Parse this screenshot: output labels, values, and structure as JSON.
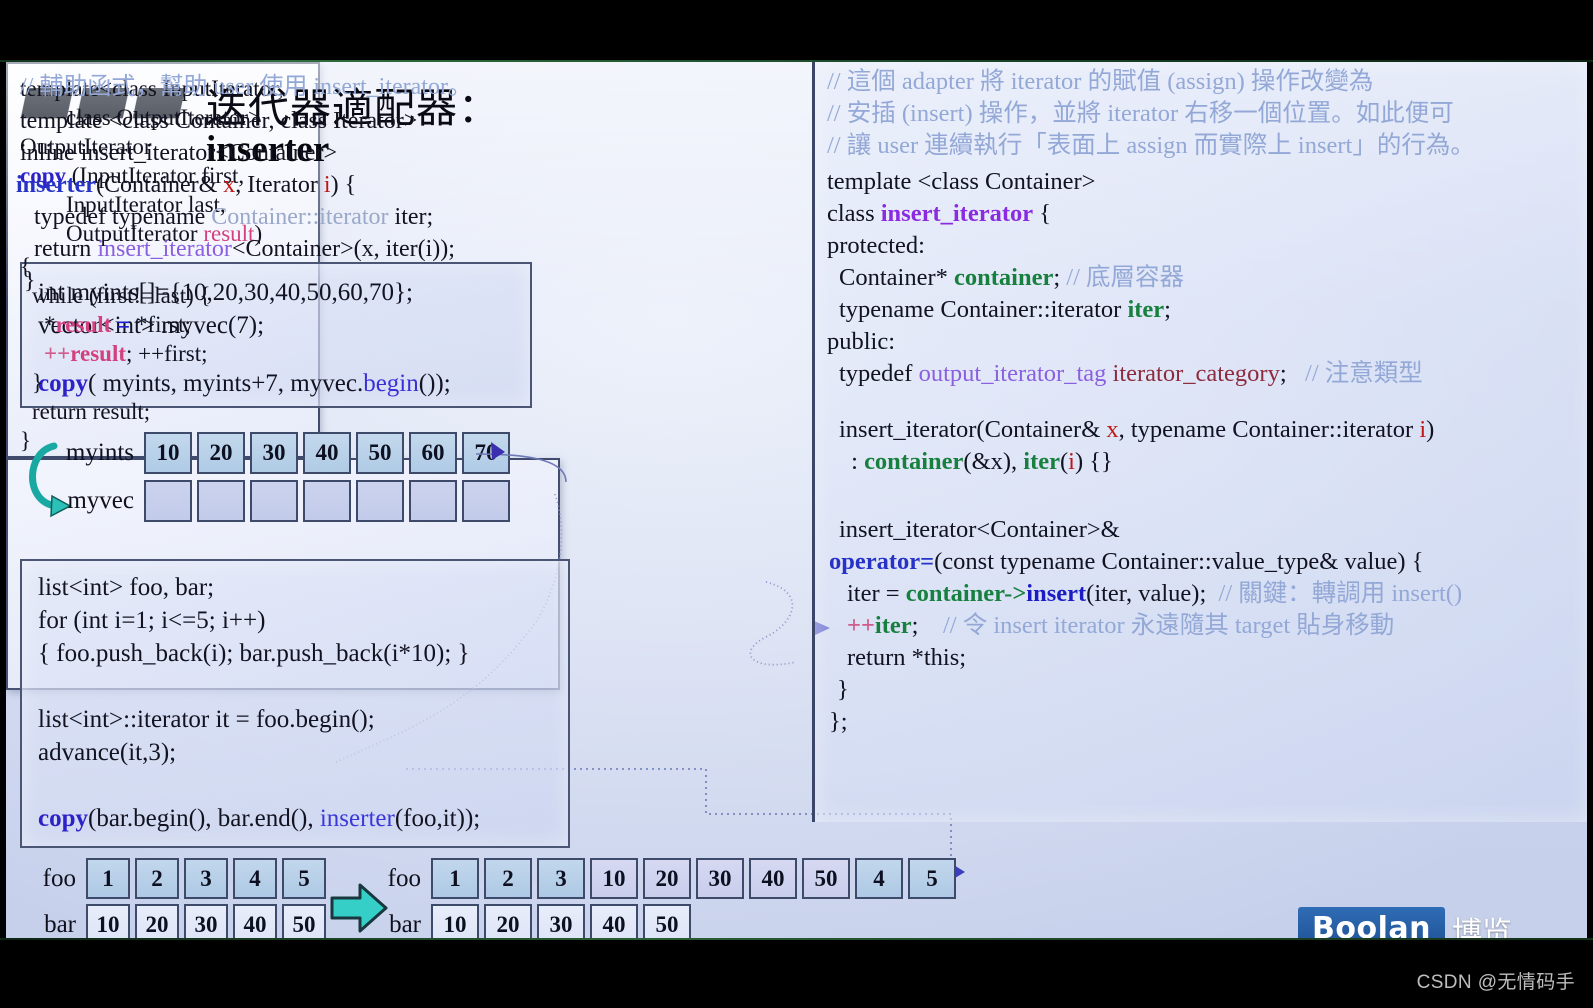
{
  "slide": {
    "title_zh": "迭代器適配器：",
    "title_en": "inserter",
    "tiles_count": 3
  },
  "code_vector_example": {
    "line1": "int myints[]={10,20,30,40,50,60,70};",
    "line2": "vector<int> myvec(7);",
    "line3_copy": "copy",
    "line3_mid": "( myints, myints+7, myvec.",
    "line3_begin": "begin",
    "line3_end": "());"
  },
  "vector_diagram": {
    "label_top": "myints",
    "label_bottom": "myvec",
    "values_top": [
      "10",
      "20",
      "30",
      "40",
      "50",
      "60",
      "70"
    ],
    "values_bottom": [
      "",
      "",
      "",
      "",
      "",
      "",
      ""
    ]
  },
  "code_list_example": {
    "line1": "list<int> foo, bar;",
    "line2": "for (int i=1; i<=5; i++)",
    "line3": "{ foo.push_back(i); bar.push_back(i*10); }",
    "line4": "list<int>::iterator it = foo.begin();",
    "line5": "advance(it,3);",
    "line6_copy": "copy",
    "line6_mid": "(bar.begin(), bar.end(), ",
    "line6_inserter": "inserter",
    "line6_end": "(foo,it));"
  },
  "copy_box": {
    "l1": "template<class InputIterator,",
    "l2": "class OutputIterator>",
    "l3": "OutputIterator",
    "l4_copy": "copy",
    "l4_rest": " (InputIterator first,",
    "l5": "InputIterator last,",
    "l6_pre": "OutputIterator ",
    "l6_result": "result",
    "l6_post": ")",
    "l7": "{",
    "l8": "while (first!=last) {",
    "l9_pre": "*",
    "l9_result": "result",
    "l9_eq": " = ",
    "l9_post": "*first;",
    "l10_pre": "++",
    "l10_result": "result",
    "l10_post": "; ++first;",
    "l11": "}",
    "l12": "return result;",
    "l13": "}"
  },
  "right_panel": {
    "comment1": "// 這個 adapter 將 iterator 的賦值 (assign) 操作改變為",
    "comment2": "// 安插 (insert) 操作，並將 iterator 右移一個位置。如此便可",
    "comment3": "// 讓 user 連續執行「表面上 assign 而實際上 insert」的行為。",
    "l4": "template <class Container>",
    "l5_pre": "class ",
    "l5_cls": "insert_iterator",
    "l5_post": " {",
    "l6": "protected:",
    "l7_pre": "Container* ",
    "l7_id": "container",
    "l7_mid": "; ",
    "l7_cmt": "// 底層容器",
    "l8_pre": "typename Container::iterator ",
    "l8_id": "iter",
    "l8_post": ";",
    "l9": "public:",
    "l10_pre": "typedef ",
    "l10_tag": "output_iterator_tag",
    "l10_mid": " ",
    "l10_cat": "iterator_category",
    "l10_post": ";   ",
    "l10_cmt": "// 注意類型",
    "l11_pre": "insert_iterator(Container& ",
    "l11_x": "x",
    "l11_mid": ", typename Container::iterator ",
    "l11_i": "i",
    "l11_post": ")",
    "l12_pre": " : ",
    "l12_container": "container",
    "l12_mid1": "(&x), ",
    "l12_iter": "iter",
    "l12_mid2": "(",
    "l12_i": "i",
    "l12_post": ") {}",
    "l13": "insert_iterator<Container>&",
    "l14_op": "operator=",
    "l14_rest": "(const typename Container::value_type& value) {",
    "l15_pre": "iter = ",
    "l15_container": "container",
    "l15_arrow": "->",
    "l15_insert": "insert",
    "l15_args": "(iter, value);  ",
    "l15_cmt": "// 關鍵：轉調用 insert()",
    "l16_pp": "++",
    "l16_iter": "iter",
    "l16_semi": ";    ",
    "l16_cmt": "// 令 insert iterator 永遠隨其 target 貼身移動",
    "l17": "return *this;",
    "l18": "}",
    "l19": "};"
  },
  "helper_box": {
    "comment": "// 輔助函式，幫助 user 使用 insert_iterator。",
    "l2": "template <class Container, class Iterator>",
    "l3": "inline insert_iterator<Container>",
    "l4_fn": "inserter",
    "l4_pre": "(Container& ",
    "l4_x": "x",
    "l4_mid": ", Iterator ",
    "l4_i": "i",
    "l4_post": ") {",
    "l5_pre": "typedef typename ",
    "l5_type": "Container::iterator",
    "l5_post": " iter;",
    "l6_pre": "return ",
    "l6_type": "insert_iterator",
    "l6_post": "<Container>(x, iter(i));",
    "l7": "}"
  },
  "before_diagram": {
    "label_top": "foo",
    "label_bottom": "bar",
    "foo": [
      "1",
      "2",
      "3",
      "4",
      "5"
    ],
    "bar": [
      "10",
      "20",
      "30",
      "40",
      "50"
    ]
  },
  "after_diagram": {
    "label_top": "foo",
    "label_bottom": "bar",
    "foo": [
      "1",
      "2",
      "3",
      "10",
      "20",
      "30",
      "40",
      "50",
      "4",
      "5"
    ],
    "foo_inserted_index": [
      3,
      4,
      5,
      6,
      7
    ],
    "bar": [
      "10",
      "20",
      "30",
      "40",
      "50"
    ]
  },
  "branding": {
    "logo_text": "Boolan",
    "logo_cn": "博览",
    "watermark": "CSDN @无情码手"
  },
  "colors": {
    "accent_teal": "#2bb6b0",
    "keyword_blue": "#2d21c8",
    "class_purple": "#8a2be2",
    "member_green": "#17803e",
    "comment_blue": "#93a8d6",
    "result_pink": "#d2407e",
    "logo_blue": "#2f6db5"
  }
}
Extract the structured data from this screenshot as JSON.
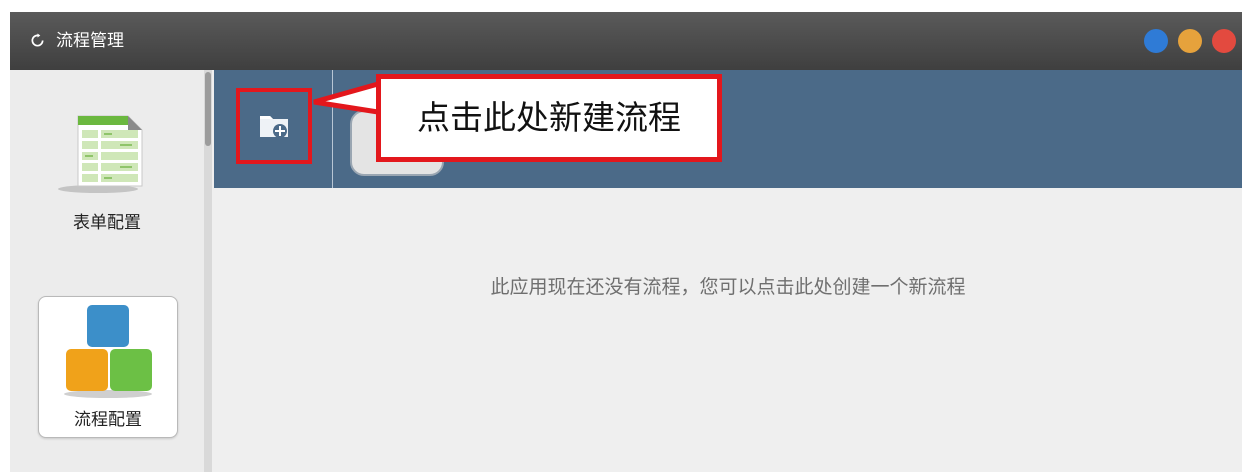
{
  "window": {
    "title": "流程管理",
    "title_icon": "refresh-icon",
    "controls": [
      {
        "name": "minimize",
        "color": "#2f7bd6"
      },
      {
        "name": "maximize",
        "color": "#e6a23c"
      },
      {
        "name": "close",
        "color": "#e34a3f"
      }
    ]
  },
  "sidebar": {
    "items": [
      {
        "label": "表单配置",
        "icon": "form-table-icon",
        "selected": false
      },
      {
        "label": "流程配置",
        "icon": "process-blocks-icon",
        "selected": true
      }
    ]
  },
  "toolbar": {
    "add_icon": "new-folder-plus-icon",
    "callout_text": "点击此处新建流程",
    "accent": "#e3171c",
    "background": "#4b6a88"
  },
  "content": {
    "empty_message": "此应用现在还没有流程，您可以点击此处创建一个新流程"
  }
}
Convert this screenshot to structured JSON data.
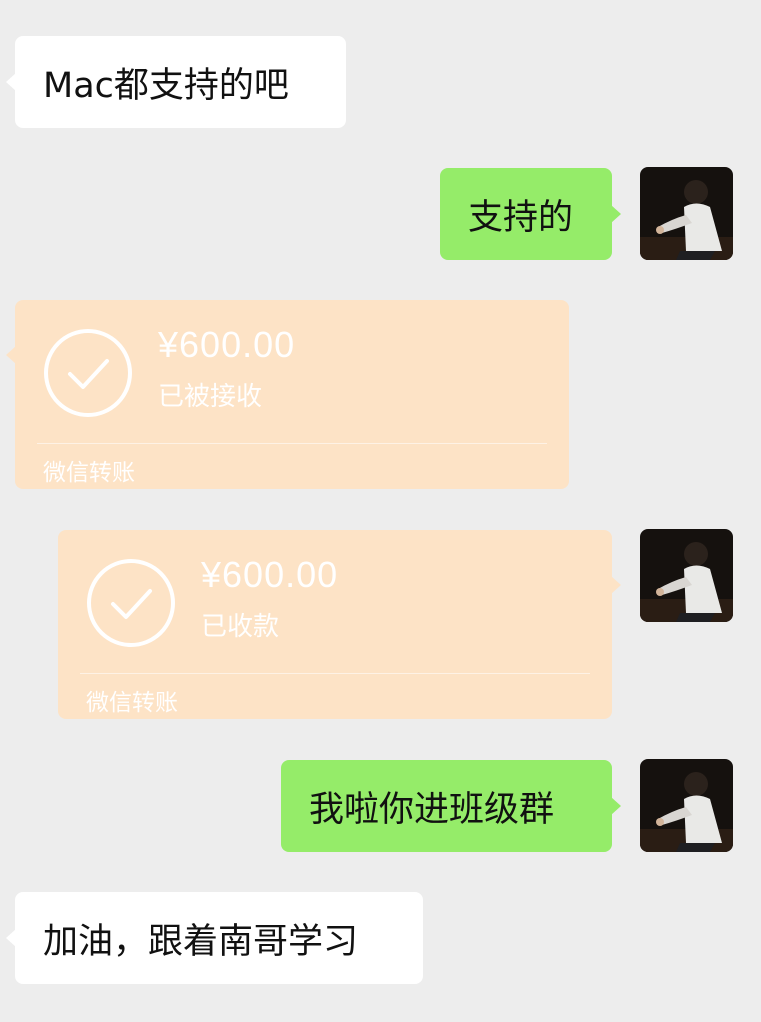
{
  "messages": [
    {
      "text": "Mac都支持的吧"
    },
    {
      "text": "支持的"
    },
    {
      "amount": "¥600.00",
      "status": "已被接收",
      "footer": "微信转账"
    },
    {
      "amount": "¥600.00",
      "status": "已收款",
      "footer": "微信转账"
    },
    {
      "text": "我啦你进班级群"
    },
    {
      "text": "加油，跟着南哥学习"
    }
  ],
  "avatar": {
    "icon": "user-avatar-photo"
  },
  "colors": {
    "background": "#ededed",
    "incoming_bubble": "#ffffff",
    "outgoing_bubble": "#95ec69",
    "transfer_card": "#fde3c6"
  }
}
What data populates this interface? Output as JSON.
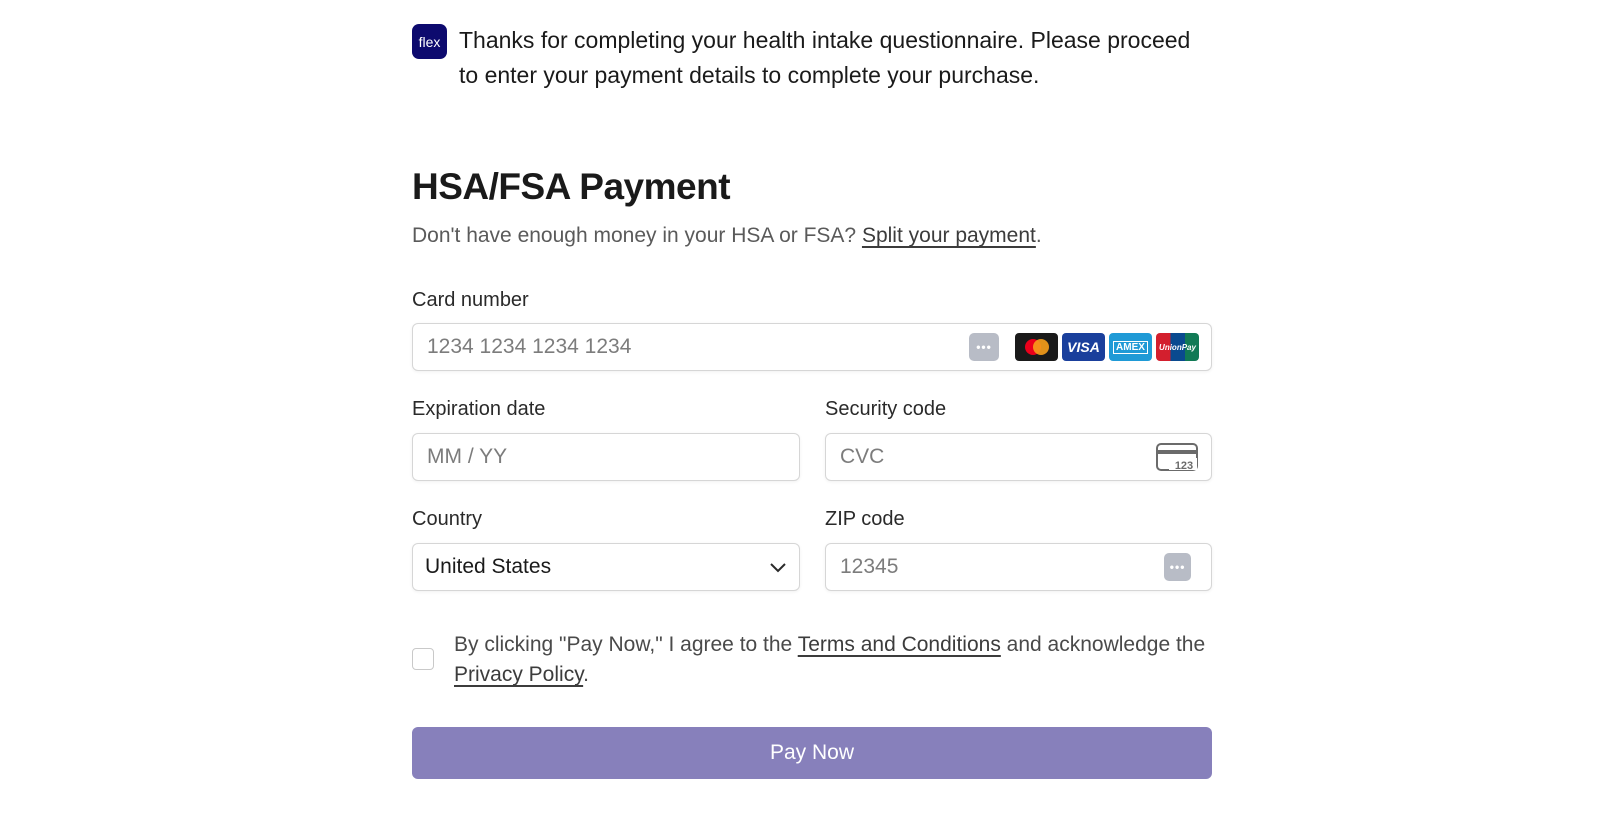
{
  "intro": {
    "logo_text": "flex",
    "message": "Thanks for completing your health intake questionnaire. Please proceed to enter your payment details to complete your purchase."
  },
  "payment": {
    "title": "HSA/FSA Payment",
    "subtitle_prefix": "Don't have enough money in your HSA or FSA?",
    "split_link": "Split your payment",
    "subtitle_suffix": "."
  },
  "form": {
    "card_number": {
      "label": "Card number",
      "placeholder": "1234 1234 1234 1234"
    },
    "expiration": {
      "label": "Expiration date",
      "placeholder": "MM / YY"
    },
    "security": {
      "label": "Security code",
      "placeholder": "CVC",
      "icon_text": "123"
    },
    "country": {
      "label": "Country",
      "value": "United States"
    },
    "zip": {
      "label": "ZIP code",
      "placeholder": "12345"
    }
  },
  "card_brands": {
    "visa": "VISA",
    "amex": "AMEX",
    "unionpay": "UnionPay"
  },
  "terms": {
    "prefix": "By clicking \"Pay Now,\" I agree to the",
    "terms_link": "Terms and Conditions",
    "middle": "and acknowledge the",
    "privacy_link": "Privacy Policy",
    "suffix": "."
  },
  "pay_button": {
    "label": "Pay Now"
  },
  "colors": {
    "brand_logo": "#0d0a6e",
    "pay_button": "#8780bb",
    "mastercard_bg": "#1a1a1a",
    "visa_bg": "#1a3f9c",
    "amex_bg": "#1f9ad6",
    "unionpay_red": "#d31f2e"
  }
}
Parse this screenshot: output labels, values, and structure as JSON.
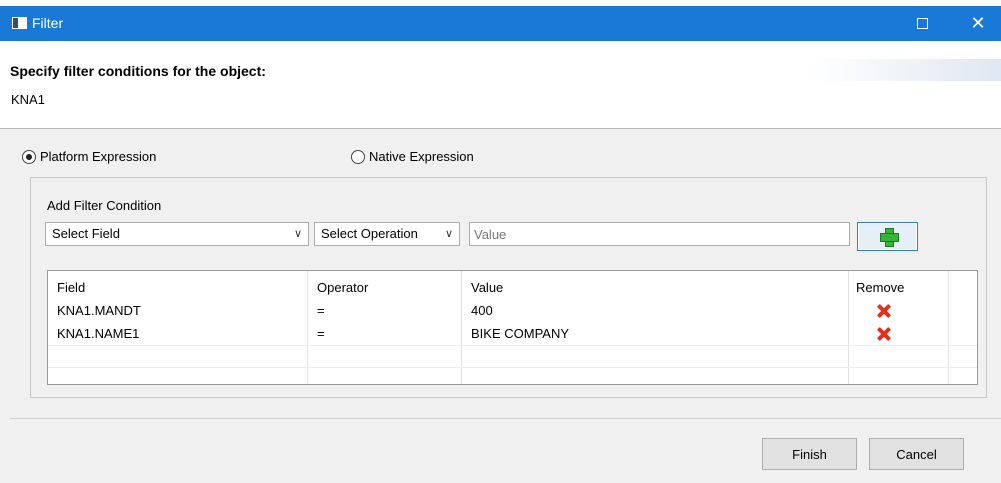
{
  "window": {
    "title": "Filter"
  },
  "header": {
    "heading": "Specify filter conditions for the object:",
    "object_name": "KNA1"
  },
  "expression_mode": {
    "options": [
      {
        "label": "Platform Expression",
        "selected": true
      },
      {
        "label": "Native Expression",
        "selected": false
      }
    ]
  },
  "add_filter": {
    "title": "Add Filter Condition",
    "field_select": "Select Field",
    "operation_select": "Select Operation",
    "value_placeholder": "Value",
    "add_icon": "green-plus-icon"
  },
  "conditions": {
    "columns": [
      "Field",
      "Operator",
      "Value",
      "Remove"
    ],
    "rows": [
      {
        "field": "KNA1.MANDT",
        "operator": "=",
        "value": "400",
        "remove_icon": "red-x-icon"
      },
      {
        "field": "KNA1.NAME1",
        "operator": "=",
        "value": "BIKE COMPANY",
        "remove_icon": "red-x-icon"
      }
    ]
  },
  "buttons": {
    "finish": "Finish",
    "cancel": "Cancel"
  },
  "colors": {
    "titlebar": "#1a78d6",
    "add_plus": "#37b336",
    "remove_x": "#e03020"
  }
}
§ §
**What is asked**
The answer is a single number, the count of lines in the records that contain the string "background".

**Reply**
2